Extracted records:
────────────────────
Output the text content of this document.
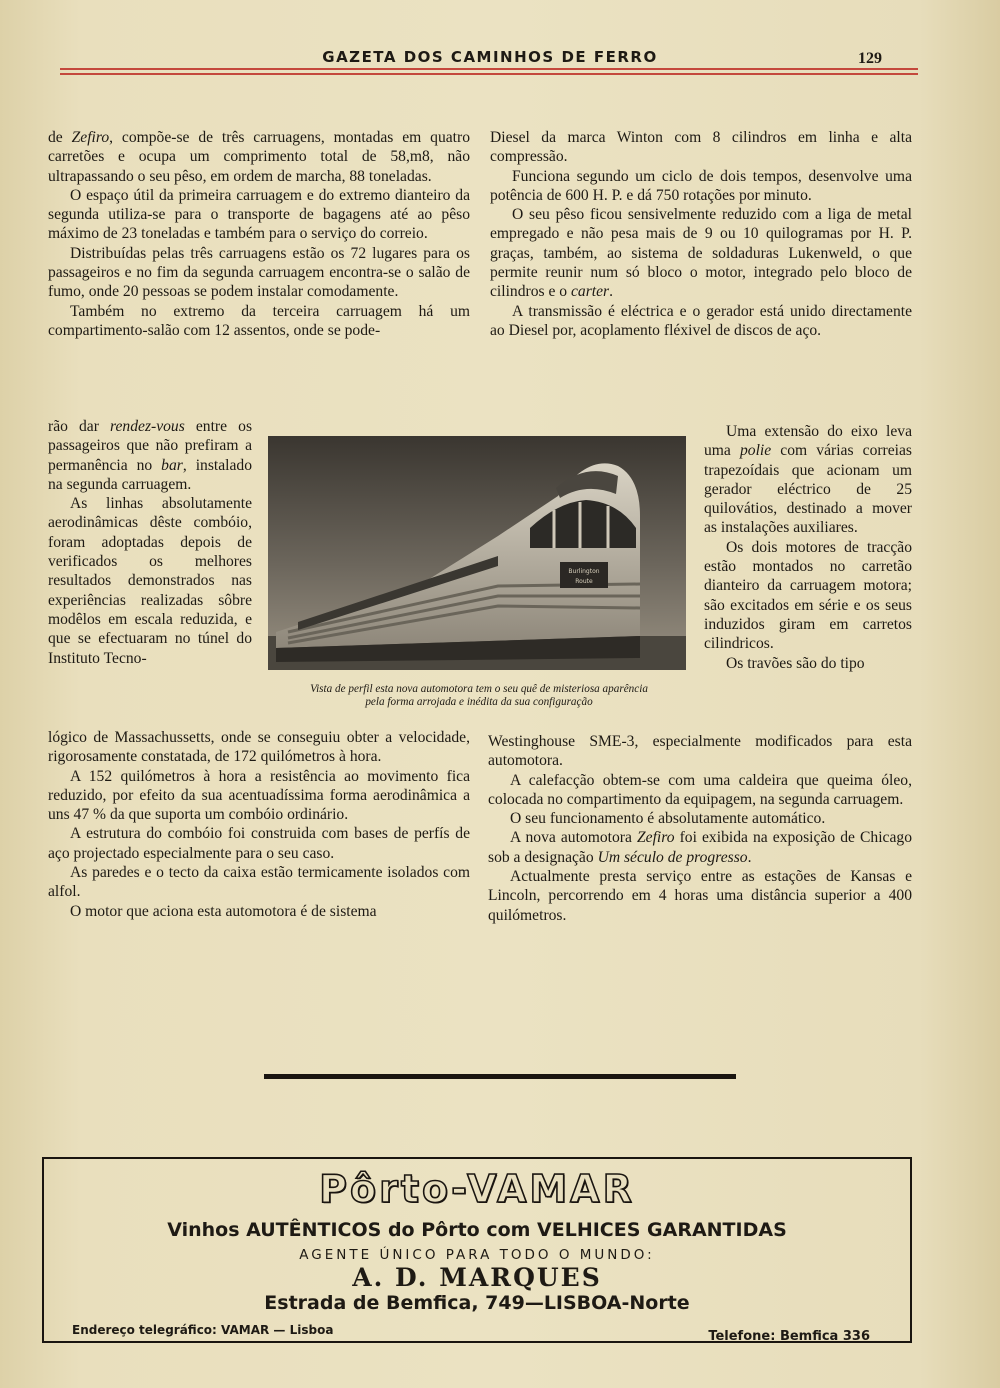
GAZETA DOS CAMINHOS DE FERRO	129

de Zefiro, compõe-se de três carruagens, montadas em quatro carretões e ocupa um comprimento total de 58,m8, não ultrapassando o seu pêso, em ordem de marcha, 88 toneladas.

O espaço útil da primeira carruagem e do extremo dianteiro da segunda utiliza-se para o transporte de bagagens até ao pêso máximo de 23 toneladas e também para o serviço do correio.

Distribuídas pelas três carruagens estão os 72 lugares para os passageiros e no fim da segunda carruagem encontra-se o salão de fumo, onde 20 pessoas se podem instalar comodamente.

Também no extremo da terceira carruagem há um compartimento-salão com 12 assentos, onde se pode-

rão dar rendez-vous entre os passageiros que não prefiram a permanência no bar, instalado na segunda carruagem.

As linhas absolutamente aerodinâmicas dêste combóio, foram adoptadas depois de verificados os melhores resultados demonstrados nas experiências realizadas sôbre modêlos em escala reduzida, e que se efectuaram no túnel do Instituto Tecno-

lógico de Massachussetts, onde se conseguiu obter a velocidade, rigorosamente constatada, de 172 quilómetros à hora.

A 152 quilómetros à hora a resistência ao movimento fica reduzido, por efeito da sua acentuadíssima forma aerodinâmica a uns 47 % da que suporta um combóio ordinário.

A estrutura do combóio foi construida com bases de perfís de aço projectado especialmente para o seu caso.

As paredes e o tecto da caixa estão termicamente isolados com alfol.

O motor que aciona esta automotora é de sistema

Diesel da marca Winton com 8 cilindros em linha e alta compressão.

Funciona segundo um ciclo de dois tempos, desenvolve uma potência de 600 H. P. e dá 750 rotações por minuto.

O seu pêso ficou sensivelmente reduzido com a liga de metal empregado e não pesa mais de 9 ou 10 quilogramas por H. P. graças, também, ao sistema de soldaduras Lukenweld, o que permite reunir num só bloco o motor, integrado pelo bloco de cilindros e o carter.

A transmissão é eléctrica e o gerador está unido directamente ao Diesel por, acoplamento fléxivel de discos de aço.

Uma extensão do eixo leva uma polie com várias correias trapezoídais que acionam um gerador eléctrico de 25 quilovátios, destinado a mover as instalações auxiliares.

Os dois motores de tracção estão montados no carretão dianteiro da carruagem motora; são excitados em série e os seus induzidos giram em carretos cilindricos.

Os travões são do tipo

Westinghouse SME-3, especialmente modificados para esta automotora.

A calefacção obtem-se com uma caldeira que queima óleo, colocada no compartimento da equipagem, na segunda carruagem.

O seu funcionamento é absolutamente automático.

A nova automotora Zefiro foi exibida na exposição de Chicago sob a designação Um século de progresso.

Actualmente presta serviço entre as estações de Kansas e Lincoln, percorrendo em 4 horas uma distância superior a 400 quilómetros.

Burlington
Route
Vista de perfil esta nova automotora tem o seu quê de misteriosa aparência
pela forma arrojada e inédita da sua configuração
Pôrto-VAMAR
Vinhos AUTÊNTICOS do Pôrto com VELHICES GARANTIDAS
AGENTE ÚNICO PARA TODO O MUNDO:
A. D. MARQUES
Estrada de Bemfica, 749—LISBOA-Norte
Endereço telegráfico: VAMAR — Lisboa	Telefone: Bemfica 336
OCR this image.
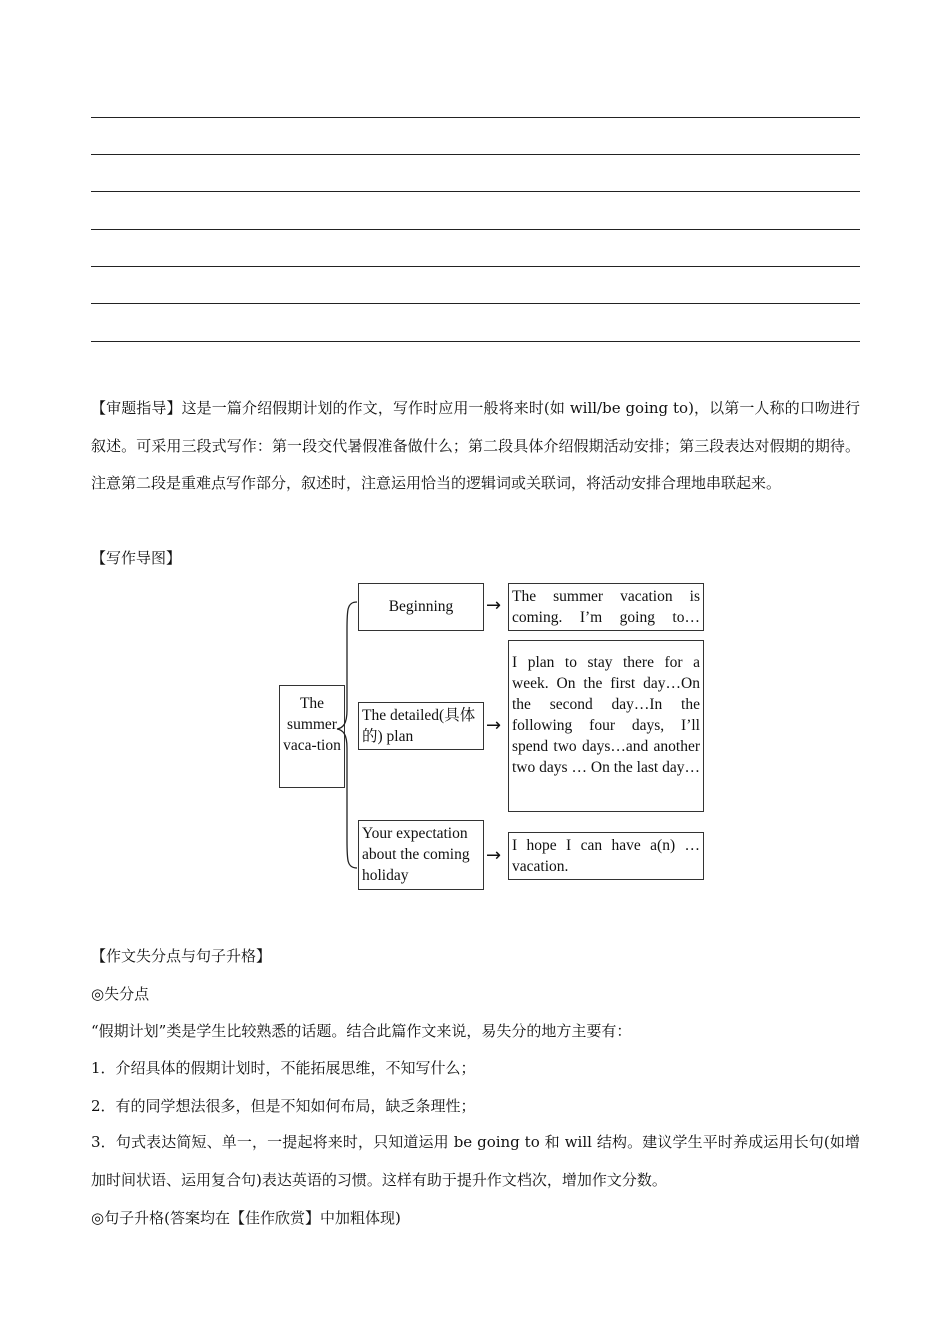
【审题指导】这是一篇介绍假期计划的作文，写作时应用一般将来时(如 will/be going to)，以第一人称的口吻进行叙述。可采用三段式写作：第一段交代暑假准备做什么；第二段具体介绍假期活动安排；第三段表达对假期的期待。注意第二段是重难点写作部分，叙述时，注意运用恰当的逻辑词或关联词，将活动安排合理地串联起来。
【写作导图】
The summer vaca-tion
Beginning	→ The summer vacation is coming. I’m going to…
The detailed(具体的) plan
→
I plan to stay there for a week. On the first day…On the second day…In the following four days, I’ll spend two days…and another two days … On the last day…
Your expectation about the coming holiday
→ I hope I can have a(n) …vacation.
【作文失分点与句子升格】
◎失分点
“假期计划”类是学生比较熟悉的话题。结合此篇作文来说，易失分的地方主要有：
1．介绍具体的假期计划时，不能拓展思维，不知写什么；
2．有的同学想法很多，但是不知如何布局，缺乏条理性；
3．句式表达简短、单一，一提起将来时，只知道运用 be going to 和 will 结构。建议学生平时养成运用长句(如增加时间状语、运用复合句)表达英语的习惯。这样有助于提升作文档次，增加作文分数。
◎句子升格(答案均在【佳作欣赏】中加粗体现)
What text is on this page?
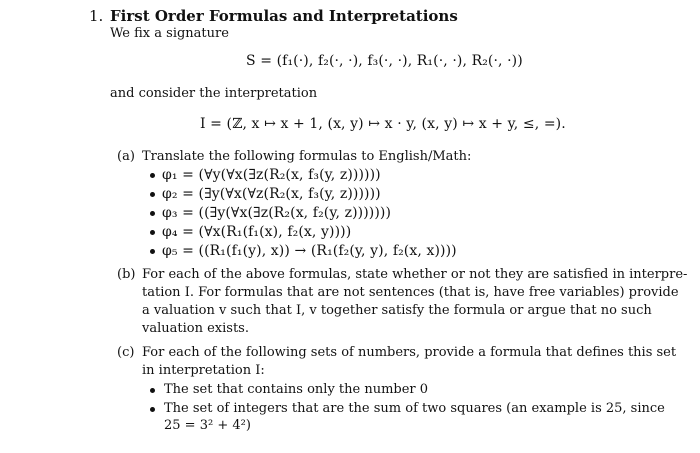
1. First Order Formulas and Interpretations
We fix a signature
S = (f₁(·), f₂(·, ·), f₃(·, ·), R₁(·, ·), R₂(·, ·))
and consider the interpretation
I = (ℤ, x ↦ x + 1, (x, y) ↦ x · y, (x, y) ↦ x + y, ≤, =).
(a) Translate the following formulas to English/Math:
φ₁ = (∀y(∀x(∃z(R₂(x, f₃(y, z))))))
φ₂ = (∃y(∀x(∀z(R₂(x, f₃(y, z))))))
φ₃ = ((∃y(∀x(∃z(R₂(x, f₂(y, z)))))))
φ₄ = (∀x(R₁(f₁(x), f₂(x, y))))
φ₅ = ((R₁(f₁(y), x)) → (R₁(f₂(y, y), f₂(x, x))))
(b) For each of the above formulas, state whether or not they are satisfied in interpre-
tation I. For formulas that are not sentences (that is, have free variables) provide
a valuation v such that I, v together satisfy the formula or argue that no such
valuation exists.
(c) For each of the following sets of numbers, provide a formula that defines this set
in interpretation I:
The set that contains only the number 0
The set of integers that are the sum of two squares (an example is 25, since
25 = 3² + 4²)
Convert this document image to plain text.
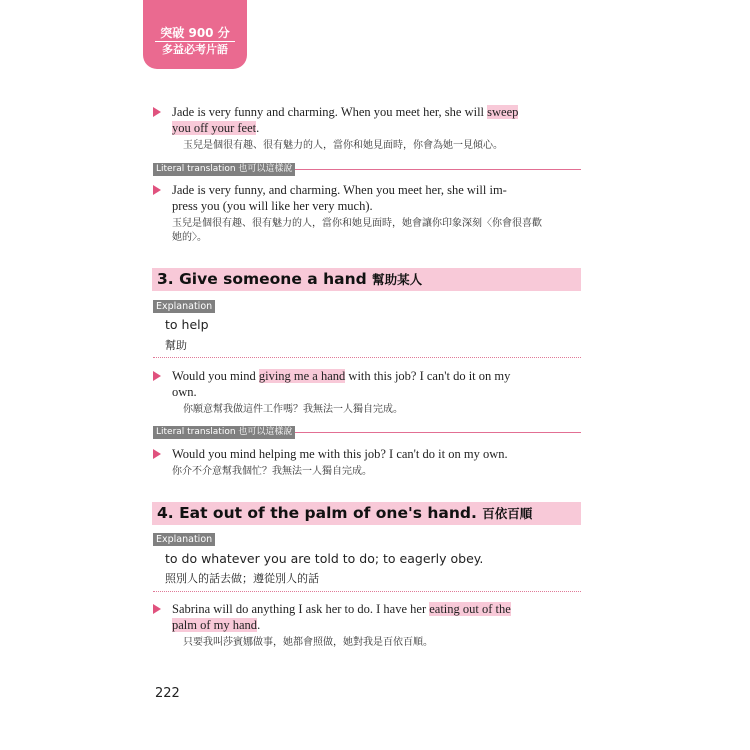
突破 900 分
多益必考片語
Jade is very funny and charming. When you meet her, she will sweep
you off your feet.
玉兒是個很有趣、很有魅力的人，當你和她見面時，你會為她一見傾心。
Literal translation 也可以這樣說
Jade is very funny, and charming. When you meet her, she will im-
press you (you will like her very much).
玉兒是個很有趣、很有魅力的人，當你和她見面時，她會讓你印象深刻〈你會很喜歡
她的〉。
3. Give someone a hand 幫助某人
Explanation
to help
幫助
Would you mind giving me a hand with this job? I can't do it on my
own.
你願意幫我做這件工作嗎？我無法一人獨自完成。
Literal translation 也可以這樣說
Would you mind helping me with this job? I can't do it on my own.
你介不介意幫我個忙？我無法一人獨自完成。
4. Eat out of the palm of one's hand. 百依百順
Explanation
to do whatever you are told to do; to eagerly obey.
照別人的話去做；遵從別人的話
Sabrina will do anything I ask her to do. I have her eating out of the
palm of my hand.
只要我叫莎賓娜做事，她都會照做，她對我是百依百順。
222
────────────────────
**To be done**
Copy every entry word for word, but omit the pictures.

**Solved exercise**
Output the text content of this document.
GAZETA DOS CAMINHOS DE FERRO	129

de Zefiro, compõe-se de três carruagens, montadas em quatro carretões e ocupa um comprimento total de 58,m8, não ultrapassando o seu pêso, em ordem de marcha, 88 toneladas.

O espaço útil da primeira carruagem e do extremo dianteiro da segunda utiliza-se para o transporte de bagagens até ao pêso máximo de 23 toneladas e também para o serviço do correio.

Distribuídas pelas três carruagens estão os 72 lugares para os passageiros e no fim da segunda carruagem encontra-se o salão de fumo, onde 20 pessoas se podem instalar comodamente.

Também no extremo da terceira carruagem há um compartimento-salão com 12 assentos, onde se pode-

rão dar rendez-vous entre os passageiros que não prefiram a permanência no bar, instalado na segunda carruagem.

As linhas absolutamente aerodinâmicas dêste combóio, foram adoptadas depois de verificados os melhores resultados demonstrados nas experiências realizadas sôbre modêlos em escala reduzida, e que se efectuaram no túnel do Instituto Tecno-

lógico de Massachussetts, onde se conseguiu obter a velocidade, rigorosamente constatada, de 172 quilómetros à hora.

A 152 quilómetros à hora a resistência ao movimento fica reduzido, por efeito da sua acentuadíssima forma aerodinâmica a uns 47 % da que suporta um combóio ordinário.

A estrutura do combóio foi construida com bases de perfís de aço projectado especialmente para o seu caso.

As paredes e o tecto da caixa estão termicamente isolados com alfol.

O motor que aciona esta automotora é de sistema

Diesel da marca Winton com 8 cilindros em linha e alta compressão.

Funciona segundo um ciclo de dois tempos, desenvolve uma potência de 600 H. P. e dá 750 rotações por minuto.

O seu pêso ficou sensivelmente reduzido com a liga de metal empregado e não pesa mais de 9 ou 10 quilogramas por H. P. graças, também, ao sistema de soldaduras Lukenweld, o que permite reunir num só bloco o motor, integrado pelo bloco de cilindros e o carter.

A transmissão é eléctrica e o gerador está unido directamente ao Diesel por, acoplamento fléxivel de discos de aço.

Uma extensão do eixo leva uma polie com várias correias trapezoídais que acionam um gerador eléctrico de 25 quilovátios, destinado a mover as instalações auxiliares.

Os dois motores de tracção estão montados no carretão dianteiro da carruagem motora; são excitados em série e os seus induzidos giram em carretos cilindricos.

Os travões são do tipo

Westinghouse SME-3, especialmente modificados para esta automotora.

A calefacção obtem-se com uma caldeira que queima óleo, colocada no compartimento da equipagem, na segunda carruagem.

O seu funcionamento é absolutamente automático.

A nova automotora Zefiro foi exibida na exposição de Chicago sob a designação Um século de progresso.

Actualmente presta serviço entre as estações de Kansas e Lincoln, percorrendo em 4 horas uma distância superior a 400 quilómetros.

Burlington
Route
Vista de perfil esta nova automotora tem o seu quê de misteriosa aparência
pela forma arrojada e inédita da sua configuração
Pôrto-VAMAR
Vinhos AUTÊNTICOS do Pôrto com VELHICES GARANTIDAS
AGENTE ÚNICO PARA TODO O MUNDO:
A. D. MARQUES
Estrada de Bemfica, 749—LISBOA-Norte
Endereço telegráfico: VAMAR — Lisboa	Telefone: Bemfica 336
OCR this image.
【审题指导】这是一篇介绍假期计划的作文，写作时应用一般将来时(如 will/be going to)，以第一人称的口吻进行叙述。可采用三段式写作：第一段交代暑假准备做什么；第二段具体介绍假期活动安排；第三段表达对假期的期待。注意第二段是重难点写作部分，叙述时，注意运用恰当的逻辑词或关联词，将活动安排合理地串联起来。
【写作导图】
The summer vaca-tion
Beginning	→ The summer vacation is coming. I’m going to…
The detailed(具体的) plan
→
I plan to stay there for a week. On the first day…On the second day…In the following four days, I’ll spend two days…and another two days … On the last day…
Your expectation about the coming holiday
→ I hope I can have a(n) …vacation.
【作文失分点与句子升格】
◎失分点
“假期计划”类是学生比较熟悉的话题。结合此篇作文来说，易失分的地方主要有：
1．介绍具体的假期计划时，不能拓展思维，不知写什么；
2．有的同学想法很多，但是不知如何布局，缺乏条理性；
3．句式表达简短、单一，一提起将来时，只知道运用 be going to 和 will 结构。建议学生平时养成运用长句(如增加时间状语、运用复合句)表达英语的习惯。这样有助于提升作文档次，增加作文分数。
◎句子升格(答案均在【佳作欣赏】中加粗体现)
What text is on this page?
1. First Order Formulas and Interpretations
We fix a signature
S = (f₁(·), f₂(·, ·), f₃(·, ·), R₁(·, ·), R₂(·, ·))
and consider the interpretation
I = (ℤ, x ↦ x + 1, (x, y) ↦ x · y, (x, y) ↦ x + y, ≤, =).
(a) Translate the following formulas to English/Math:
φ₁ = (∀y(∀x(∃z(R₂(x, f₃(y, z))))))
φ₂ = (∃y(∀x(∀z(R₂(x, f₃(y, z))))))
φ₃ = ((∃y(∀x(∃z(R₂(x, f₂(y, z)))))))
φ₄ = (∀x(R₁(f₁(x), f₂(x, y))))
φ₅ = ((R₁(f₁(y), x)) → (R₁(f₂(y, y), f₂(x, x))))
(b) For each of the above formulas, state whether or not they are satisfied in interpre-
tation I. For formulas that are not sentences (that is, have free variables) provide
a valuation v such that I, v together satisfy the formula or argue that no such
valuation exists.
(c) For each of the following sets of numbers, provide a formula that defines this set
in interpretation I:
The set that contains only the number 0
The set of integers that are the sum of two squares (an example is 25, since
25 = 3² + 4²)
Convert this document image to plain text.
突破 900 分
多益必考片語
Jade is very funny and charming. When you meet her, she will sweep
you off your feet.
玉兒是個很有趣、很有魅力的人，當你和她見面時，你會為她一見傾心。
Literal translation 也可以這樣說
Jade is very funny, and charming. When you meet her, she will im-
press you (you will like her very much).
玉兒是個很有趣、很有魅力的人，當你和她見面時，她會讓你印象深刻〈你會很喜歡
她的〉。
3. Give someone a hand 幫助某人
Explanation
to help
幫助
Would you mind giving me a hand with this job? I can't do it on my
own.
你願意幫我做這件工作嗎？我無法一人獨自完成。
Literal translation 也可以這樣說
Would you mind helping me with this job? I can't do it on my own.
你介不介意幫我個忙？我無法一人獨自完成。
4. Eat out of the palm of one's hand. 百依百順
Explanation
to do whatever you are told to do; to eagerly obey.
照別人的話去做；遵從別人的話
Sabrina will do anything I ask her to do. I have her eating out of the
palm of my hand.
只要我叫莎賓娜做事，她都會照做，她對我是百依百順。
222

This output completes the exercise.